-- DESCRIPTION OF THE TASK --
Copy out the whole listing exactly as written, leaving the pictures behind.

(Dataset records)
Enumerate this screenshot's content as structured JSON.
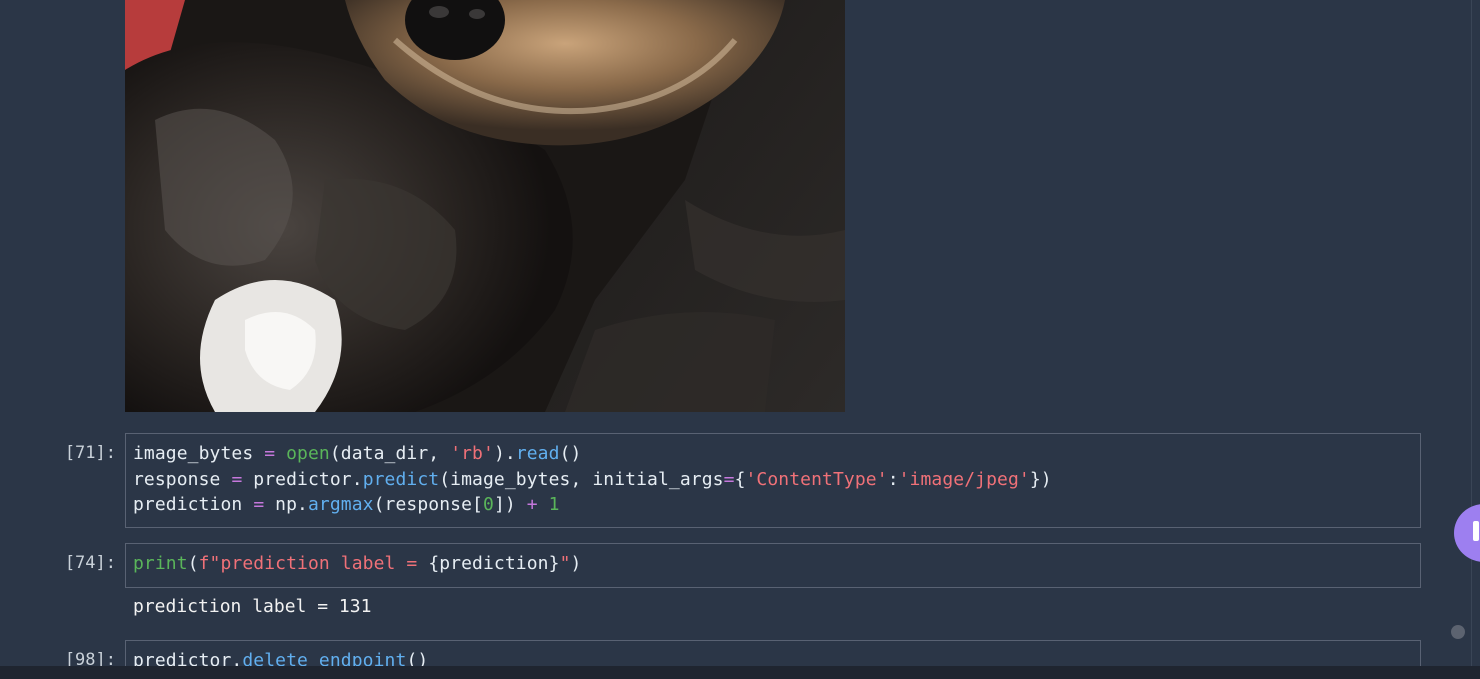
{
  "cells": [
    {
      "prompt": "[71]:",
      "lines": [
        [
          {
            "t": "image_bytes ",
            "c": "var"
          },
          {
            "t": "=",
            "c": "op"
          },
          {
            "t": " ",
            "c": "var"
          },
          {
            "t": "open",
            "c": "builtin"
          },
          {
            "t": "(data_dir, ",
            "c": "punct"
          },
          {
            "t": "'rb'",
            "c": "str"
          },
          {
            "t": ").",
            "c": "punct"
          },
          {
            "t": "read",
            "c": "method"
          },
          {
            "t": "()",
            "c": "punct"
          }
        ],
        [
          {
            "t": "response ",
            "c": "var"
          },
          {
            "t": "=",
            "c": "op"
          },
          {
            "t": " predictor.",
            "c": "var"
          },
          {
            "t": "predict",
            "c": "method"
          },
          {
            "t": "(image_bytes, initial_args",
            "c": "punct"
          },
          {
            "t": "=",
            "c": "op"
          },
          {
            "t": "{",
            "c": "punct"
          },
          {
            "t": "'ContentType'",
            "c": "str"
          },
          {
            "t": ":",
            "c": "punct"
          },
          {
            "t": "'image/jpeg'",
            "c": "str"
          },
          {
            "t": "})",
            "c": "punct"
          }
        ],
        [
          {
            "t": "prediction ",
            "c": "var"
          },
          {
            "t": "=",
            "c": "op"
          },
          {
            "t": " np.",
            "c": "var"
          },
          {
            "t": "argmax",
            "c": "method"
          },
          {
            "t": "(response[",
            "c": "punct"
          },
          {
            "t": "0",
            "c": "num"
          },
          {
            "t": "]) ",
            "c": "punct"
          },
          {
            "t": "+",
            "c": "op"
          },
          {
            "t": " ",
            "c": "var"
          },
          {
            "t": "1",
            "c": "num"
          }
        ]
      ]
    },
    {
      "prompt": "[74]:",
      "lines": [
        [
          {
            "t": "print",
            "c": "builtin"
          },
          {
            "t": "(",
            "c": "punct"
          },
          {
            "t": "f\"prediction label = ",
            "c": "str"
          },
          {
            "t": "{prediction}",
            "c": "var"
          },
          {
            "t": "\"",
            "c": "str"
          },
          {
            "t": ")",
            "c": "punct"
          }
        ]
      ],
      "output": "prediction label = 131"
    },
    {
      "prompt": "[98]:",
      "lines": [
        [
          {
            "t": "predictor.",
            "c": "var"
          },
          {
            "t": "delete_endpoint",
            "c": "method"
          },
          {
            "t": "()",
            "c": "punct"
          }
        ]
      ]
    }
  ],
  "image_output": {
    "icon": "dog-photo"
  },
  "colors": {
    "background": "#2b3647",
    "cell_border": "#596273",
    "operator": "#c678dd",
    "builtin": "#5ab55a",
    "string": "#f07178",
    "method": "#61afef",
    "chat_bubble": "#9d7ff0"
  }
}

-- RESULT --
Enumerate this screenshot's content as structured JSON.
{
  "cells": [
    {
      "prompt": "[71]:",
      "lines": [
        [
          {
            "t": "image_bytes ",
            "c": "var"
          },
          {
            "t": "=",
            "c": "op"
          },
          {
            "t": " ",
            "c": "var"
          },
          {
            "t": "open",
            "c": "builtin"
          },
          {
            "t": "(data_dir, ",
            "c": "punct"
          },
          {
            "t": "'rb'",
            "c": "str"
          },
          {
            "t": ").",
            "c": "punct"
          },
          {
            "t": "read",
            "c": "method"
          },
          {
            "t": "()",
            "c": "punct"
          }
        ],
        [
          {
            "t": "response ",
            "c": "var"
          },
          {
            "t": "=",
            "c": "op"
          },
          {
            "t": " predictor.",
            "c": "var"
          },
          {
            "t": "predict",
            "c": "method"
          },
          {
            "t": "(image_bytes, initial_args",
            "c": "punct"
          },
          {
            "t": "=",
            "c": "op"
          },
          {
            "t": "{",
            "c": "punct"
          },
          {
            "t": "'ContentType'",
            "c": "str"
          },
          {
            "t": ":",
            "c": "punct"
          },
          {
            "t": "'image/jpeg'",
            "c": "str"
          },
          {
            "t": "})",
            "c": "punct"
          }
        ],
        [
          {
            "t": "prediction ",
            "c": "var"
          },
          {
            "t": "=",
            "c": "op"
          },
          {
            "t": " np.",
            "c": "var"
          },
          {
            "t": "argmax",
            "c": "method"
          },
          {
            "t": "(response[",
            "c": "punct"
          },
          {
            "t": "0",
            "c": "num"
          },
          {
            "t": "]) ",
            "c": "punct"
          },
          {
            "t": "+",
            "c": "op"
          },
          {
            "t": " ",
            "c": "var"
          },
          {
            "t": "1",
            "c": "num"
          }
        ]
      ]
    },
    {
      "prompt": "[74]:",
      "lines": [
        [
          {
            "t": "print",
            "c": "builtin"
          },
          {
            "t": "(",
            "c": "punct"
          },
          {
            "t": "f\"prediction label = ",
            "c": "str"
          },
          {
            "t": "{prediction}",
            "c": "var"
          },
          {
            "t": "\"",
            "c": "str"
          },
          {
            "t": ")",
            "c": "punct"
          }
        ]
      ],
      "output": "prediction label = 131"
    },
    {
      "prompt": "[98]:",
      "lines": [
        [
          {
            "t": "predictor.",
            "c": "var"
          },
          {
            "t": "delete_endpoint",
            "c": "method"
          },
          {
            "t": "()",
            "c": "punct"
          }
        ]
      ]
    }
  ],
  "image_output": {
    "icon": "dog-photo"
  },
  "colors": {
    "background": "#2b3647",
    "cell_border": "#596273",
    "operator": "#c678dd",
    "builtin": "#5ab55a",
    "string": "#f07178",
    "method": "#61afef",
    "chat_bubble": "#9d7ff0"
  }
}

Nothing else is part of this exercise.